[Saved entries]
+ + + + + + +

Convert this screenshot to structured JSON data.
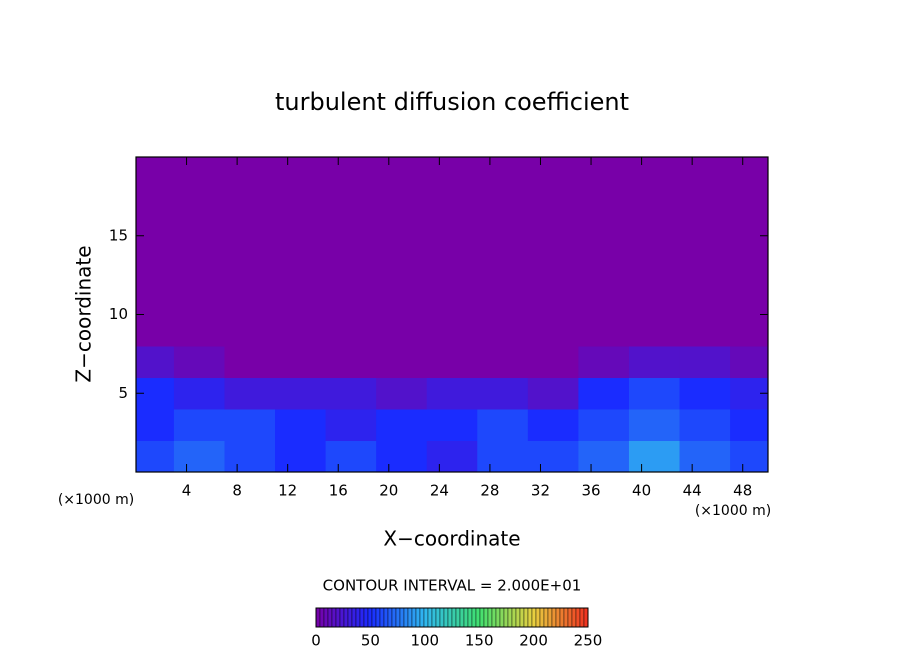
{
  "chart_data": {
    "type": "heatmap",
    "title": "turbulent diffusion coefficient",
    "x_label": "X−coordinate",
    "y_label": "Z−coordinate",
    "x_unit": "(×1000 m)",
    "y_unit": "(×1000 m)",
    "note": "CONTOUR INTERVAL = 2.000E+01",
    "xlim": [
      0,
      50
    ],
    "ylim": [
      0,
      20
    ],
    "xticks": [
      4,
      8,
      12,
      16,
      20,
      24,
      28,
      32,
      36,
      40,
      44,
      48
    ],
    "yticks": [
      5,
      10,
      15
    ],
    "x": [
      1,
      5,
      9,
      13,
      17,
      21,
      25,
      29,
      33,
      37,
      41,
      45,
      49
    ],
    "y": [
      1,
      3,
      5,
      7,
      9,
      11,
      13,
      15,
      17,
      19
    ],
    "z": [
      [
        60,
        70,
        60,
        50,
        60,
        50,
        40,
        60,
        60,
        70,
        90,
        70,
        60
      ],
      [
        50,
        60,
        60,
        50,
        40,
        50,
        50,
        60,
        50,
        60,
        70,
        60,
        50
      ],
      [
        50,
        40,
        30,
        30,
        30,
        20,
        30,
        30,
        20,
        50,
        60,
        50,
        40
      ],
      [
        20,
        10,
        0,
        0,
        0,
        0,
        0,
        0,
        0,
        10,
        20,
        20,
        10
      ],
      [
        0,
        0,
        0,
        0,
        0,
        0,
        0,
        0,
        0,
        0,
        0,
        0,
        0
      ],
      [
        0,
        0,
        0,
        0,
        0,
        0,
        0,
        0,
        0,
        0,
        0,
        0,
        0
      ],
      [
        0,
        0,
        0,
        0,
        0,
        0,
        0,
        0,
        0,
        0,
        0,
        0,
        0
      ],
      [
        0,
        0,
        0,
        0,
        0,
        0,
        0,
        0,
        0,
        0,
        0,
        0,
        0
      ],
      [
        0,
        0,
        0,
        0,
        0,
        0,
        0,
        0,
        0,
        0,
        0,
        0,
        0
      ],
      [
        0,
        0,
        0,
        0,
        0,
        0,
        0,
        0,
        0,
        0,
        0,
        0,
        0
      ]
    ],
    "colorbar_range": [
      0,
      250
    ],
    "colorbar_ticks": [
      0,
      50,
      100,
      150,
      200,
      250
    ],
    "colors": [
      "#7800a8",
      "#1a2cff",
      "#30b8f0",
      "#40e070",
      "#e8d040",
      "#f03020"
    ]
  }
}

+ + + + + + +

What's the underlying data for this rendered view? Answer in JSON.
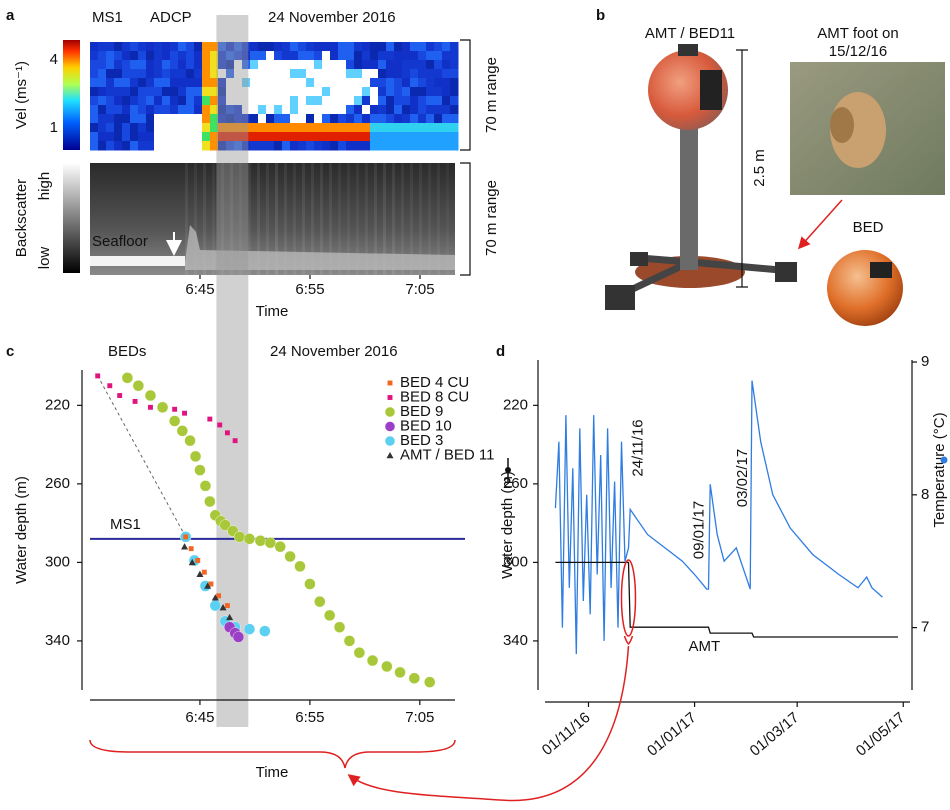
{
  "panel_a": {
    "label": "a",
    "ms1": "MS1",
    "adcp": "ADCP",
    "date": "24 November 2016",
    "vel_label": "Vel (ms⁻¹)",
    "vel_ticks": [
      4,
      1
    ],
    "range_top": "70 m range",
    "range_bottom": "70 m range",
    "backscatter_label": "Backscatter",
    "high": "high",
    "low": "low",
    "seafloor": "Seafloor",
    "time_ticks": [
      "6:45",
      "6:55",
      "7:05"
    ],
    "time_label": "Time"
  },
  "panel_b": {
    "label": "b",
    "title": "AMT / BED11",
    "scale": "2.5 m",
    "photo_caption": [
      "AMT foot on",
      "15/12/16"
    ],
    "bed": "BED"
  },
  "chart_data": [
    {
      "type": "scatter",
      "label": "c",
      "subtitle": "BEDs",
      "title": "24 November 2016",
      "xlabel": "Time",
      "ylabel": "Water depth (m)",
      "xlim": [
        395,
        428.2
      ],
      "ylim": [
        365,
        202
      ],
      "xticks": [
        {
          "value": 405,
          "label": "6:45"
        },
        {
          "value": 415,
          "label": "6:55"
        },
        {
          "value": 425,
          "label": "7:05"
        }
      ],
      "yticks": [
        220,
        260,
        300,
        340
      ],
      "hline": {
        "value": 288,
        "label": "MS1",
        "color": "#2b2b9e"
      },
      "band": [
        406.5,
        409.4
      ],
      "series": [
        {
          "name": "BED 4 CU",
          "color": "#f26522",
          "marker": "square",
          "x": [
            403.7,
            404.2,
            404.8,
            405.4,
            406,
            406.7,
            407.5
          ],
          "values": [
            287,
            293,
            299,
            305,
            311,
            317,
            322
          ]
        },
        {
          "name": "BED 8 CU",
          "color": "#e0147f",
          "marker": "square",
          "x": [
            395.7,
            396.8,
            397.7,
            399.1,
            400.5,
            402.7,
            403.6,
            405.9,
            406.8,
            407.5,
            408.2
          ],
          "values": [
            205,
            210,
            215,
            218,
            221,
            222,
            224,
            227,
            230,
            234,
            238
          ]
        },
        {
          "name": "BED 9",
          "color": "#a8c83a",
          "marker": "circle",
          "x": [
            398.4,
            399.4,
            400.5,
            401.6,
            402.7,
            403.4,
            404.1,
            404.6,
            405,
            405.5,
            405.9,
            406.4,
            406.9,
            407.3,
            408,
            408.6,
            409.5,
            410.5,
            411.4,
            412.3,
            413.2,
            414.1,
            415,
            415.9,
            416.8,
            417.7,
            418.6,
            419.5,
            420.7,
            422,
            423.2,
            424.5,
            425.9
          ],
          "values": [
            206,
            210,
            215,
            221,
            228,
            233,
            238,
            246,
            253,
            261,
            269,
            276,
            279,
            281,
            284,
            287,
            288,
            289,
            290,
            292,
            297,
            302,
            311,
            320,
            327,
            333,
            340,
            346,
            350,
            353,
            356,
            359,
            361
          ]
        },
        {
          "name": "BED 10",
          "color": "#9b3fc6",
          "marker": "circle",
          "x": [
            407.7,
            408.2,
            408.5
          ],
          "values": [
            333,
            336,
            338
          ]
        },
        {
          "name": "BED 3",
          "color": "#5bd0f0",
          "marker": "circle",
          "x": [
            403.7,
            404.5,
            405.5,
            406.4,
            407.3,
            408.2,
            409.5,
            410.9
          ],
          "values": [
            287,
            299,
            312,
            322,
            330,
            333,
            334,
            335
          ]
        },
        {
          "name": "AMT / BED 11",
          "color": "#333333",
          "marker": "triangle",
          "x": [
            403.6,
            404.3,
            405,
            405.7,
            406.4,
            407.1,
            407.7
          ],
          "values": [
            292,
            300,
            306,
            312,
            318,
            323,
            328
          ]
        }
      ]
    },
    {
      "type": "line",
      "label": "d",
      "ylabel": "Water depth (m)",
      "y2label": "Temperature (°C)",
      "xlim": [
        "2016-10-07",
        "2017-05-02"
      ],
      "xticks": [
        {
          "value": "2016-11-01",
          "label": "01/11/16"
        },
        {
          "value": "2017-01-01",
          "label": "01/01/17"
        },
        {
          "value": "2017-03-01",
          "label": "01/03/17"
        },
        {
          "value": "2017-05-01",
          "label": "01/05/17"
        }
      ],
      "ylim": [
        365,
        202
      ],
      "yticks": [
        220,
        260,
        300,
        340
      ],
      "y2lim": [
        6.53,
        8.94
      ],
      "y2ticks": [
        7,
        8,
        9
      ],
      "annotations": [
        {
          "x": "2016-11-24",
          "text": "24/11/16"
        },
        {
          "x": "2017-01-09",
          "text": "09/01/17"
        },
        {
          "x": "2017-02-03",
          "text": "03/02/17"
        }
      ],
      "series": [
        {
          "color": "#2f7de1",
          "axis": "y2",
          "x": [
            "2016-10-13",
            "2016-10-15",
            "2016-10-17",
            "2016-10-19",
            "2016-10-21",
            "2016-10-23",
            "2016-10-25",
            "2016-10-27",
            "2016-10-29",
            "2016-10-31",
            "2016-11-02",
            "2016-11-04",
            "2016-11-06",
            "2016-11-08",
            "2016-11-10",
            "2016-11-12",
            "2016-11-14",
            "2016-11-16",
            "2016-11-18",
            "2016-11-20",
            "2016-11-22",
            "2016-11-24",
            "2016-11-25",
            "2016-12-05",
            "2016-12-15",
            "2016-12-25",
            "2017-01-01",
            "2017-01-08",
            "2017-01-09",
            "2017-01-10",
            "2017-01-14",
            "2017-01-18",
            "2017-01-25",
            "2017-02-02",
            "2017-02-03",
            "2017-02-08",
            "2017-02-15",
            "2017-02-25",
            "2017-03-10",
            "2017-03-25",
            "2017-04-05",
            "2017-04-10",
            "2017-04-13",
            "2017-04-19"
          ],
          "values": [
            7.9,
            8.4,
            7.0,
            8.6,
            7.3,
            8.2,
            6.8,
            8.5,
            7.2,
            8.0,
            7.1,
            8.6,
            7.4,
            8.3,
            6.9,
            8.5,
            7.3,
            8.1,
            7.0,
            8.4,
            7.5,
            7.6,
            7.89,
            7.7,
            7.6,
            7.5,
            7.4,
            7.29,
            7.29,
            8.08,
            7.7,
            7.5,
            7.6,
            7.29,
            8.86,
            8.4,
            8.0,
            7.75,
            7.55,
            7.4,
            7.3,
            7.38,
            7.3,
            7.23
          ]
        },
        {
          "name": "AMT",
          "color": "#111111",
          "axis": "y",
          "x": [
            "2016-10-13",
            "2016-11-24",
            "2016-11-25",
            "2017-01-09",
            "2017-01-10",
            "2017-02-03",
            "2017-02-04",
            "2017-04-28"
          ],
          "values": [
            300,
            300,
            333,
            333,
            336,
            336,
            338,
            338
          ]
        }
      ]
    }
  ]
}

+ + + + + + +

(Stated exercise)
Work out how many lines of the listing above include the word "JSON". Reply with nothing but the count.

(Answer to this problem)
2